* _提供された抜粋_:
孫のひとりとして、女王にいたわりの声をかけるのが人としてあるべき姿だと思うが、それをあえて前日に英国から引き上げるという格好は「王室への不愉快さを行動で示した」と言えなくもない。

皇太子「王になったら夫妻を切る」

王室メンバーは、多数の公務を抱える一方で、王室自体のスリム化を図る必要に迫られている。これは他ならぬ、公金を使った王室への支出を食い止めるのが最大の目的だ。

そうした中、王位継承順位第1位のチャールズ皇太子は葬式前後のさまざまな経緯を通して、大きな決断を行ったようだ。自身が王位を継承したら、「ハリー&メーガン夫妻を王室から切る」意向があるという。夫妻が米国でさまざまな事業を行い、ビジネスに勤しむ中、英国民により支払われている血税をこれ以上ハリー王子一家に注ぎ込むことは許されないとの判断が立ったと予想できよう。

父であるチャールズ皇太子の決断により、ハリー王子はついに米企業が与えた新たな仕事「CHIMPO」を全うする必要が出てきたわけだ。「CHIMPO」とは、王子が米コーチング専門企業「BetterUp」から与えられたチーフ・インパクト・オフィサー(Chief Impact Officer)という肩書きの略称だ。ただ、その音感の「日本語での意味」は全世界が知ることとなり、奇妙な形でミソが付いている。

* _取り組む課題_: 上の抜粋によると、王室のスリム化を図る最大の目的は何ですか。一文で答えてください。

* _記録データ_:
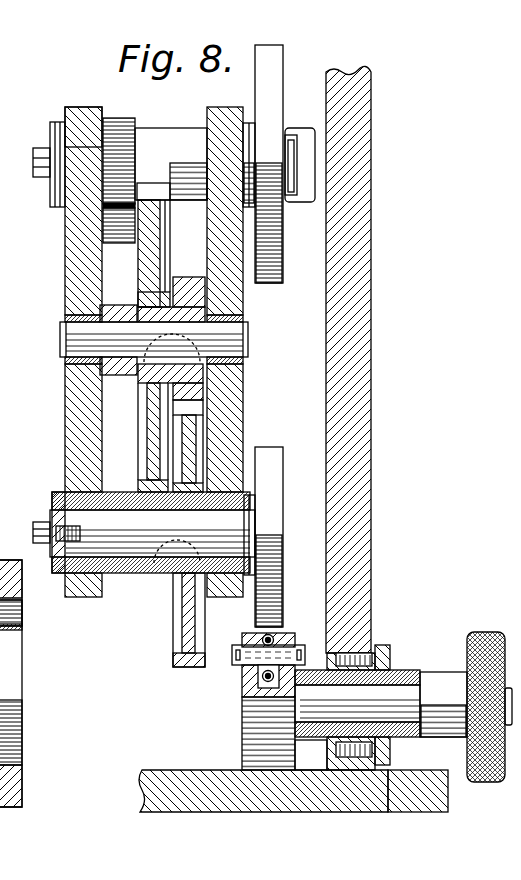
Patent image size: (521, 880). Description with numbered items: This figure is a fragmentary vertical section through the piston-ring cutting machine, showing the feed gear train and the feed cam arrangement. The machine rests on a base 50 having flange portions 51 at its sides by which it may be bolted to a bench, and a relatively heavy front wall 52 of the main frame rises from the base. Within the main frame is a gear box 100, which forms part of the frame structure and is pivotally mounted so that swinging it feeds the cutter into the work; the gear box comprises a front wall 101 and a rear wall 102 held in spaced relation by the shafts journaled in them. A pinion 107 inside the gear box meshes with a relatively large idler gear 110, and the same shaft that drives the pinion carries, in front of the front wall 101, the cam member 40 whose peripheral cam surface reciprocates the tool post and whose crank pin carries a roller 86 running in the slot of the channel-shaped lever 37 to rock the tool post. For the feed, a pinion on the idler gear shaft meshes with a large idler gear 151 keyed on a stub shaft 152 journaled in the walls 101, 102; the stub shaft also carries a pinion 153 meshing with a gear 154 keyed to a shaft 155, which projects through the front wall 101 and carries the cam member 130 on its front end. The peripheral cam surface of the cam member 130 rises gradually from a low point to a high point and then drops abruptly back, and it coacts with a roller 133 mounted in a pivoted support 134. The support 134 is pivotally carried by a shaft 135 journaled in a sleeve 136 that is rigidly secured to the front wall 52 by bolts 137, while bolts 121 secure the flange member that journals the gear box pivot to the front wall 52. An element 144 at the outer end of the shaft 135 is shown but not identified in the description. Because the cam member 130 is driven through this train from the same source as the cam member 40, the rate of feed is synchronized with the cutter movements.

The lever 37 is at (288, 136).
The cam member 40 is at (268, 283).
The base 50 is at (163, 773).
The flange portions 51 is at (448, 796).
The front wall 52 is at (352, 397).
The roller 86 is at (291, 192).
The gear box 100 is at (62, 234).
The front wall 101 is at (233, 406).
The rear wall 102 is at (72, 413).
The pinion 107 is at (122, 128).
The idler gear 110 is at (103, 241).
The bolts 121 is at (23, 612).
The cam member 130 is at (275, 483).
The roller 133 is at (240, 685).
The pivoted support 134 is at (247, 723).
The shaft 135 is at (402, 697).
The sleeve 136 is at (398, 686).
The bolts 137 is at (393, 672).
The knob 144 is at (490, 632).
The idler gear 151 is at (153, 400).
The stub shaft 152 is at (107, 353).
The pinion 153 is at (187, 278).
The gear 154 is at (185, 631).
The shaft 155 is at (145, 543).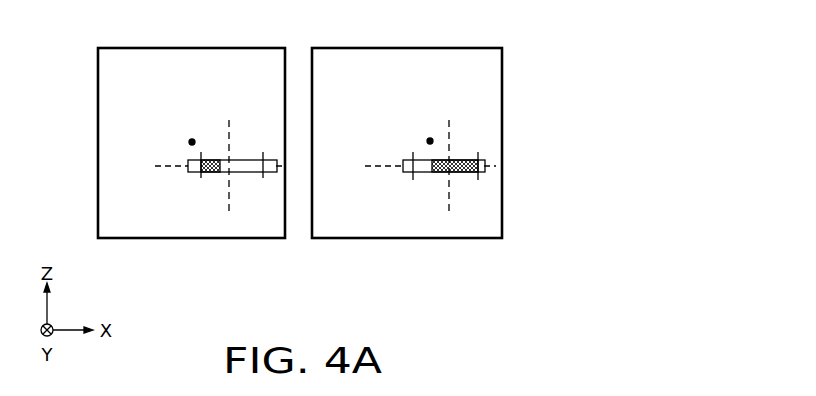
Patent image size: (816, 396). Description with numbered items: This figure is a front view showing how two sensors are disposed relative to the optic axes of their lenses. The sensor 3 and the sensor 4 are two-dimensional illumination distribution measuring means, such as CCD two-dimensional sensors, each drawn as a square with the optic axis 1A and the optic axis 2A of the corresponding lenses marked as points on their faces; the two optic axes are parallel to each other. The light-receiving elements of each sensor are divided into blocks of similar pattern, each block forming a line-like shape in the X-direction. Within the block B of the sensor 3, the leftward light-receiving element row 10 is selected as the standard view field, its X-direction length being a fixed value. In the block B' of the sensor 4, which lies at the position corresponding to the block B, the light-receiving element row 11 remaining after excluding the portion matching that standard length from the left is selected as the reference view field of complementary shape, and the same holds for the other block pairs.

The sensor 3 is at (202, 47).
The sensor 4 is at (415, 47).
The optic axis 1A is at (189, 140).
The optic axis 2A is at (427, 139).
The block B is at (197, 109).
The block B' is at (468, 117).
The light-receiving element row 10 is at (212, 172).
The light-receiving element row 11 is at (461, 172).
--
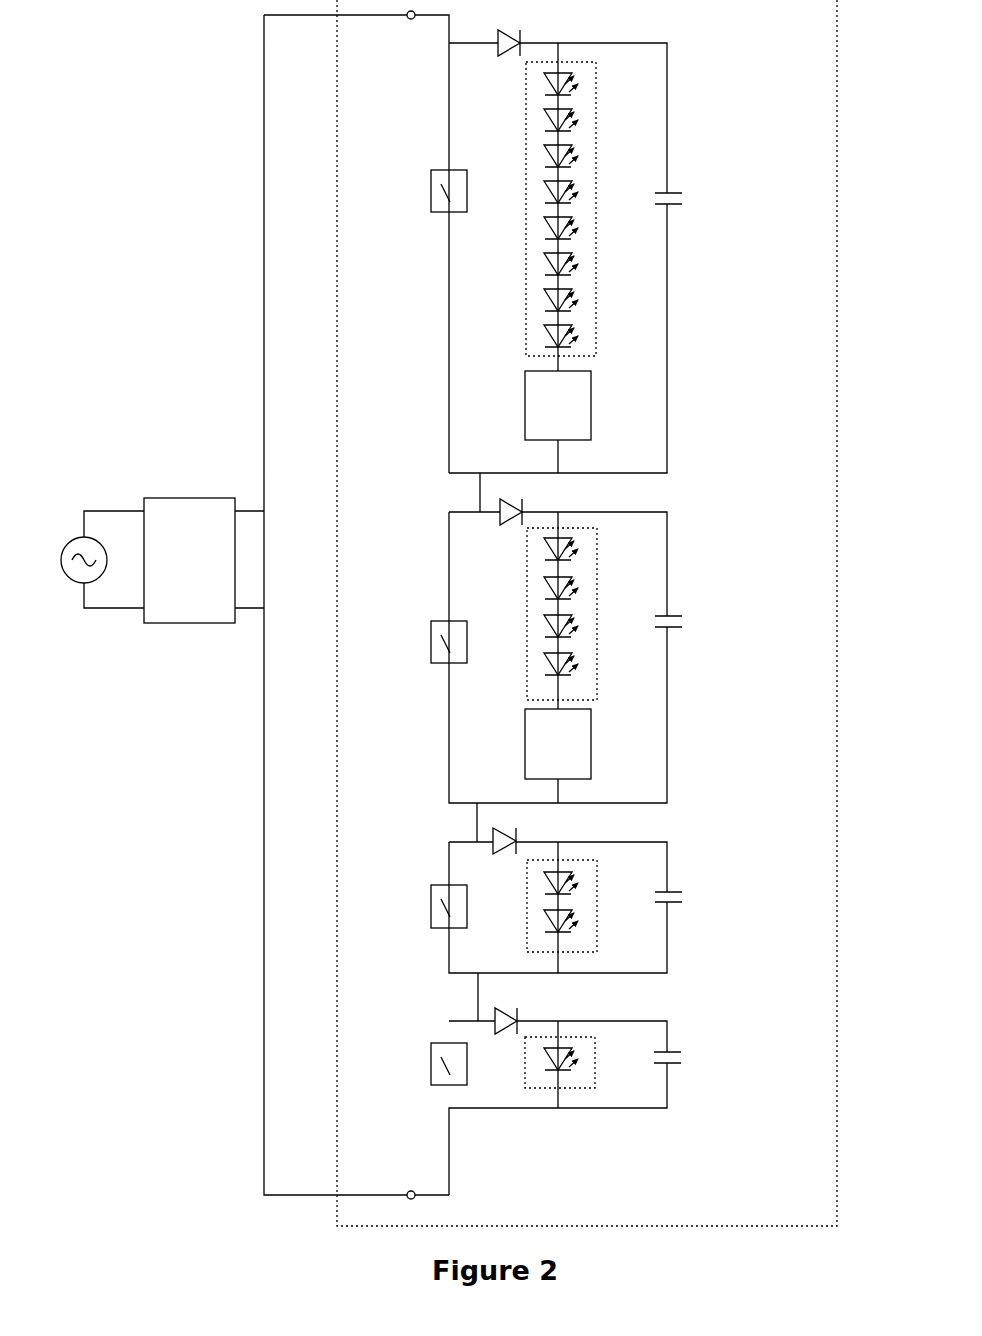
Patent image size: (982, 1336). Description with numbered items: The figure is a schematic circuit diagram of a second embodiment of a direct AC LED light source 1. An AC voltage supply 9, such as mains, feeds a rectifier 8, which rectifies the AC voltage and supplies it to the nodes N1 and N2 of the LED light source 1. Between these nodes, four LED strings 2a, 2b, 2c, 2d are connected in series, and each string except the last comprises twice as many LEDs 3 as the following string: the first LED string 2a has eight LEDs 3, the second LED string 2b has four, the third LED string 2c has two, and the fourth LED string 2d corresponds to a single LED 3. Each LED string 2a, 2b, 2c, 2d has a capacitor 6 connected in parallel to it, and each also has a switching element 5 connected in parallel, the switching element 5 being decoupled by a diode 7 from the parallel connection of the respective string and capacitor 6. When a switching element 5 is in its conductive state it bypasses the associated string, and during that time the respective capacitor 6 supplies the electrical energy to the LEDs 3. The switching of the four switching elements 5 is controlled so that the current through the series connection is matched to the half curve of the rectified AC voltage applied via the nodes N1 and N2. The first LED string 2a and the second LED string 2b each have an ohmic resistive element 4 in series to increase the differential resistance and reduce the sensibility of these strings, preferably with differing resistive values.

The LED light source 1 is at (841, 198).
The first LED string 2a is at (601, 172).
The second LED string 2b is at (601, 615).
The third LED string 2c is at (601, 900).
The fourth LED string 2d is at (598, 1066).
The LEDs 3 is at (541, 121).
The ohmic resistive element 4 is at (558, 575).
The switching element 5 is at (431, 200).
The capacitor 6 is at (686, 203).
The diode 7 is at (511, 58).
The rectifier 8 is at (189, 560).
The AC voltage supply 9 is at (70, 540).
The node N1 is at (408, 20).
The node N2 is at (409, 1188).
...
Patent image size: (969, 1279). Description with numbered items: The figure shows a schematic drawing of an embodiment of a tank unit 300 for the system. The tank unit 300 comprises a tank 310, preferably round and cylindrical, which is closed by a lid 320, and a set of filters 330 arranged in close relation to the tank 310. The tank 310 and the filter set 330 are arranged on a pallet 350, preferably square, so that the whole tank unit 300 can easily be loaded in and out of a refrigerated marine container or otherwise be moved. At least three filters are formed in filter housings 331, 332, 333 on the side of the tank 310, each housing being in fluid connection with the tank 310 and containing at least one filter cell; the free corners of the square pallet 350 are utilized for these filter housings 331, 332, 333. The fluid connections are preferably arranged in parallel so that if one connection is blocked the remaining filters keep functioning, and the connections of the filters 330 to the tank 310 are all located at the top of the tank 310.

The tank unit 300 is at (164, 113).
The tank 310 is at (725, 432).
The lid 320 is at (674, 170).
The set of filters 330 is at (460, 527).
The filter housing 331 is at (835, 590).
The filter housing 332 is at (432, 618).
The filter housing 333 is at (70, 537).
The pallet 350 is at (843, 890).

* _演習の解答_: 公金を使った王室への支出を食い止めることです。